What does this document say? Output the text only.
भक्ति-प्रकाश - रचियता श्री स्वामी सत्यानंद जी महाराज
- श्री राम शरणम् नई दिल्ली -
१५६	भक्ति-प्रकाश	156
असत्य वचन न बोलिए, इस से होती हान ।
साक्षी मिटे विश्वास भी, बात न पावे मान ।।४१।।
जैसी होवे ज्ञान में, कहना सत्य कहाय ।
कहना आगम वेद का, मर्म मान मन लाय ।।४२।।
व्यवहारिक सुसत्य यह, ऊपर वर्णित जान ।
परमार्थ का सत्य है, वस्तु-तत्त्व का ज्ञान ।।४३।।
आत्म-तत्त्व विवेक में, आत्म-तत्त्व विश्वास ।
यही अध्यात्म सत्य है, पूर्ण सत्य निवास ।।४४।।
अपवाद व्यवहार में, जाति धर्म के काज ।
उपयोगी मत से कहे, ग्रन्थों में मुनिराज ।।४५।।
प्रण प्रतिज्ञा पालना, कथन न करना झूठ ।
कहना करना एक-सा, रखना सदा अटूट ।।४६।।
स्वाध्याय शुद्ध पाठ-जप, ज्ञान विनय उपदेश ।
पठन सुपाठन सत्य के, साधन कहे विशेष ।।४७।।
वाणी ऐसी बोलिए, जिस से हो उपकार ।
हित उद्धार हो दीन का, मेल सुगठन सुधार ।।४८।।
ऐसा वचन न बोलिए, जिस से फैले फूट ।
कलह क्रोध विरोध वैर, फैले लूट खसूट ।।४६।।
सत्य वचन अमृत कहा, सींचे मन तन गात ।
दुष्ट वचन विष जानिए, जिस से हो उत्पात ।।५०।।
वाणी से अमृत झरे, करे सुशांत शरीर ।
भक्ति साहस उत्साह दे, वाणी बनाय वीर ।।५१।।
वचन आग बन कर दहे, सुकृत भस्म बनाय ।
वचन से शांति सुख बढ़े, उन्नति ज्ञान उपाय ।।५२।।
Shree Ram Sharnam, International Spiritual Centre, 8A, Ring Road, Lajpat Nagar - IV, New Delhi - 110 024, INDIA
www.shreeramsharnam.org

Set task:
Return the listing above in full, character for character.

Problem solution:
What does this document say? Output the text only.
भक्ति-प्रकाश - रचियता श्री स्वामी सत्यानंद जी महाराज
- श्री राम शरणम् नई दिल्ली -
१५६	भक्ति-प्रकाश	156
असत्य वचन न बोलिए, इस से होती हान ।
साक्षी मिटे विश्वास भी, बात न पावे मान ।।४१।।
जैसी होवे ज्ञान में, कहना सत्य कहाय ।
कहना आगम वेद का, मर्म मान मन लाय ।।४२।।
व्यवहारिक सुसत्य यह, ऊपर वर्णित जान ।
परमार्थ का सत्य है, वस्तु-तत्त्व का ज्ञान ।।४३।।
आत्म-तत्त्व विवेक में, आत्म-तत्त्व विश्वास ।
यही अध्यात्म सत्य है, पूर्ण सत्य निवास ।।४४।।
अपवाद व्यवहार में, जाति धर्म के काज ।
उपयोगी मत से कहे, ग्रन्थों में मुनिराज ।।४५।।
प्रण प्रतिज्ञा पालना, कथन न करना झूठ ।
कहना करना एक-सा, रखना सदा अटूट ।।४६।।
स्वाध्याय शुद्ध पाठ-जप, ज्ञान विनय उपदेश ।
पठन सुपाठन सत्य के, साधन कहे विशेष ।।४७।।
वाणी ऐसी बोलिए, जिस से हो उपकार ।
हित उद्धार हो दीन का, मेल सुगठन सुधार ।।४८।।
ऐसा वचन न बोलिए, जिस से फैले फूट ।
कलह क्रोध विरोध वैर, फैले लूट खसूट ।।४६।।
सत्य वचन अमृत कहा, सींचे मन तन गात ।
दुष्ट वचन विष जानिए, जिस से हो उत्पात ।।५०।।
वाणी से अमृत झरे, करे सुशांत शरीर ।
भक्ति साहस उत्साह दे, वाणी बनाय वीर ।।५१।।
वचन आग बन कर दहे, सुकृत भस्म बनाय ।
वचन से शांति सुख बढ़े, उन्नति ज्ञान उपाय ।।५२।।
Shree Ram Sharnam, International Spiritual Centre, 8A, Ring Road, Lajpat Nagar - IV, New Delhi - 110 024, INDIA
www.shreeramsharnam.org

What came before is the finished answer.